_ENTRIES SUPPLIED_
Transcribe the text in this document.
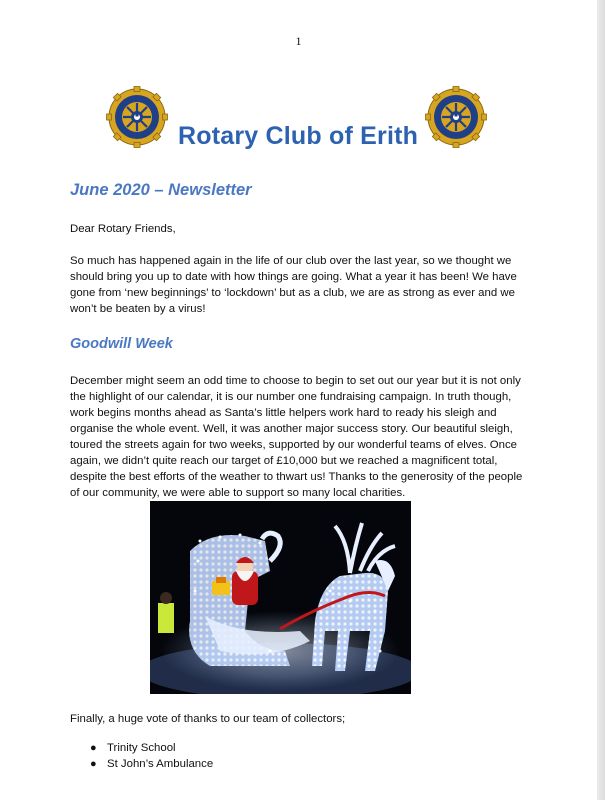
1
Rotary Club of Erith
June 2020 – Newsletter

Dear Rotary Friends,

So much has happened again in the life of our club over the last year, so we thought we should bring you up to date with how things are going. What a year it has been! We have gone from ‘new beginnings’ to ‘lockdown’ but as a club, we are as strong as ever and we won’t be beaten by a virus!

Goodwill Week

December might seem an odd time to choose to begin to set out our year but it is not only the highlight of our calendar, it is our number one fundraising campaign. In truth though, work begins months ahead as Santa’s little helpers work hard to ready his sleigh and organise the whole event. Well, it was another major success story. Our beautiful sleigh, toured the streets again for two weeks, supported by our wonderful teams of elves. Once again, we didn’t quite reach our target of £10,000 but we reached a magnificent total, despite the best efforts of the weather to thwart us! Thanks to the generosity of the people of our community, we were able to support so many local charities.

Finally, a huge vote of thanks to our team of collectors;

● Trinity School
● St John’s Ambulance
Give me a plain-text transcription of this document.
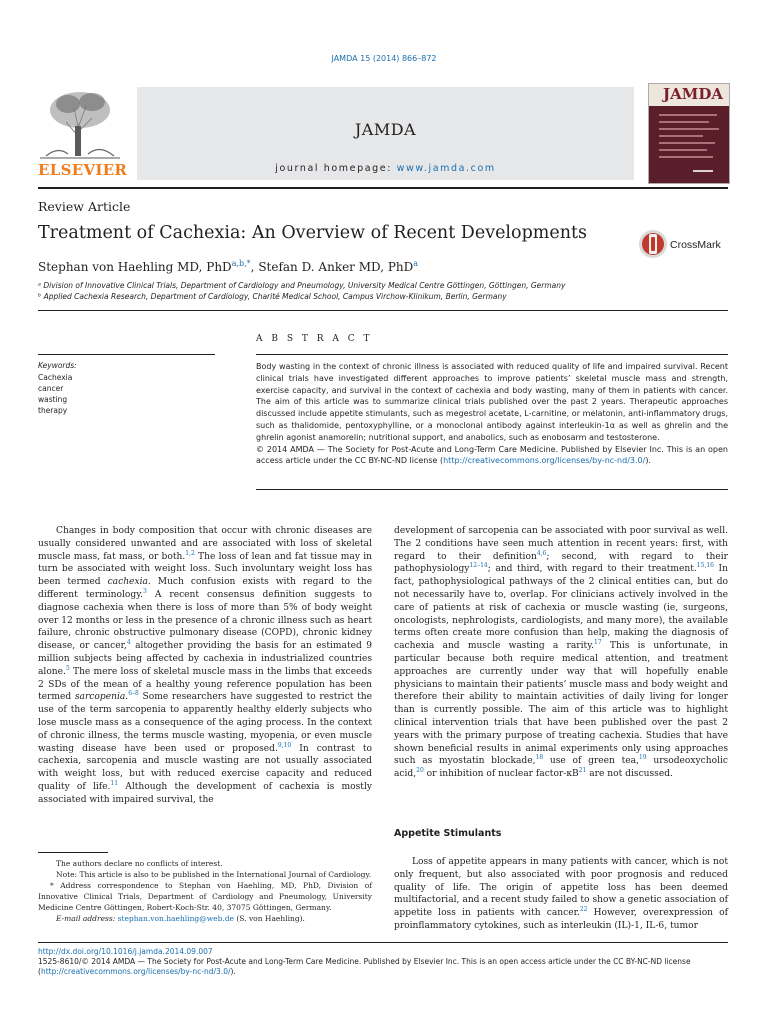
JAMDA 15 (2014) 866–872
ELSEVIER
JAMDA
journal homepage: www.jamda.com
JAMDA
Review Article
Treatment of Cachexia: An Overview of Recent Developments
CrossMark
Stephan von Haehling MD, PhD$^{a,b,*}$, Stefan D. Anker MD, PhD$^a$
ᵃ Division of Innovative Clinical Trials, Department of Cardiology and Pneumology, University Medical Centre Göttingen, Göttingen, Germany
ᵇ Applied Cachexia Research, Department of Cardiology, Charité Medical School, Campus Virchow-Klinikum, Berlin, Germany
A B S T R A C T
Keywords:
Cachexia
cancer
wasting
therapy
Body wasting in the context of chronic illness is associated with reduced quality of life and impaired survival. Recent clinical trials have investigated different approaches to improve patients’ skeletal muscle mass and strength, exercise capacity, and survival in the context of cachexia and body wasting, many of them in patients with cancer. The aim of this article was to summarize clinical trials published over the past 2 years. Therapeutic approaches discussed include appetite stimulants, such as megestrol acetate, L-carnitine, or melatonin, anti-inflammatory drugs, such as thalidomide, pentoxyphylline, or a monoclonal antibody against interleukin-1α as well as ghrelin and the ghrelin agonist anamorelin; nutritional support, and anabolics, such as enobosarm and testosterone.
© 2014 AMDA — The Society for Post-Acute and Long-Term Care Medicine. Published by Elsevier Inc. This is an open access article under the CC BY-NC-ND license (http://creativecommons.org/licenses/by-nc-nd/3.0/).
Changes in body composition that occur with chronic diseases are usually considered unwanted and are associated with loss of skeletal muscle mass, fat mass, or both.$^{1,2}$ The loss of lean and fat tissue may in turn be associated with weight loss. Such involuntary weight loss has been termed cachexia. Much confusion exists with regard to the different terminology.$^3$ A recent consensus definition suggests to diagnose cachexia when there is loss of more than 5% of body weight over 12 months or less in the presence of a chronic illness such as heart failure, chronic obstructive pulmonary disease (COPD), chronic kidney disease, or cancer,$^4$ altogether providing the basis for an estimated 9 million subjects being affected by cachexia in industrialized countries alone.$^5$ The mere loss of skeletal muscle mass in the limbs that exceeds 2 SDs of the mean of a healthy young reference population has been termed sarcopenia.$^{6-8}$ Some researchers have suggested to restrict the use of the term sarcopenia to apparently healthy elderly subjects who lose muscle mass as a consequence of the aging process. In the context of chronic illness, the terms muscle wasting, myopenia, or even muscle wasting disease have been used or proposed.$^{9,10}$ In contrast to cachexia, sarcopenia and muscle wasting are not usually associated with weight loss, but with reduced exercise capacity and reduced quality of life.$^{11}$ Although the development of cachexia is mostly associated with impaired survival, the
development of sarcopenia can be associated with poor survival as well. The 2 conditions have seen much attention in recent years: first, with regard to their definition$^{4,6}$; second, with regard to their pathophysiology$^{12-14}$; and third, with regard to their treatment.$^{15,16}$ In fact, pathophysiological pathways of the 2 clinical entities can, but do not necessarily have to, overlap. For clinicians actively involved in the care of patients at risk of cachexia or muscle wasting (ie, surgeons, oncologists, nephrologists, cardiologists, and many more), the available terms often create more confusion than help, making the diagnosis of cachexia and muscle wasting a rarity.$^{17}$ This is unfortunate, in particular because both require medical attention, and treatment approaches are currently under way that will hopefully enable physicians to maintain their patients’ muscle mass and body weight and therefore their ability to maintain activities of daily living for longer than is currently possible. The aim of this article was to highlight clinical intervention trials that have been published over the past 2 years with the primary purpose of treating cachexia. Studies that have shown beneficial results in animal experiments only using approaches such as myostatin blockade,$^{18}$ use of green tea,$^{19}$ ursodeoxycholic acid,$^{20}$ or inhibition of nuclear factor-$\kappa B^{21}$ are not discussed.
Appetite Stimulants
Loss of appetite appears in many patients with cancer, which is not only frequent, but also associated with poor prognosis and reduced quality of life. The origin of appetite loss has been deemed multifactorial, and a recent study failed to show a genetic association of appetite loss in patients with cancer.$^{22}$ However, overexpression of proinflammatory cytokines, such as interleukin (IL)-1, IL-6, tumor

The authors declare no conflicts of interest.

Note: This article is also to be published in the International Journal of Cardiology.

* Address correspondence to Stephan von Haehling, MD, PhD, Division of Innovative Clinical Trials, Department of Cardiology and Pneumology, University Medicine Centre Göttingen, Robert-Koch-Str. 40, 37075 Göttingen, Germany.

E-mail address: stephan.von.haehling@web.de (S. von Haehling).

http://dx.doi.org/10.1016/j.jamda.2014.09.007
1525-8610/© 2014 AMDA — The Society for Post-Acute and Long-Term Care Medicine. Published by Elsevier Inc. This is an open access article under the CC BY-NC-ND license (http://creativecommons.org/licenses/by-nc-nd/3.0/).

_DESCRIPTION OF THE TASK_
The expected answer is a copy of each line in the records that holds the word "Department".

_YOUR SOLUTION_
ᵃ Division of Innovative Clinical Trials, Department of Cardiology and Pneumology, University Medical Centre Göttingen, Göttingen, Germany
ᵇ Applied Cachexia Research, Department of Cardiology, Charité Medical School, Campus Virchow-Klinikum, Berlin, Germany
* Address correspondence to Stephan von Haehling, MD, PhD, Division of Innovative Clinical Trials, Department of Cardiology and Pneumology, University Medicine Centre Göttingen, Robert-Koch-Str. 40, 37075 Göttingen, Germany.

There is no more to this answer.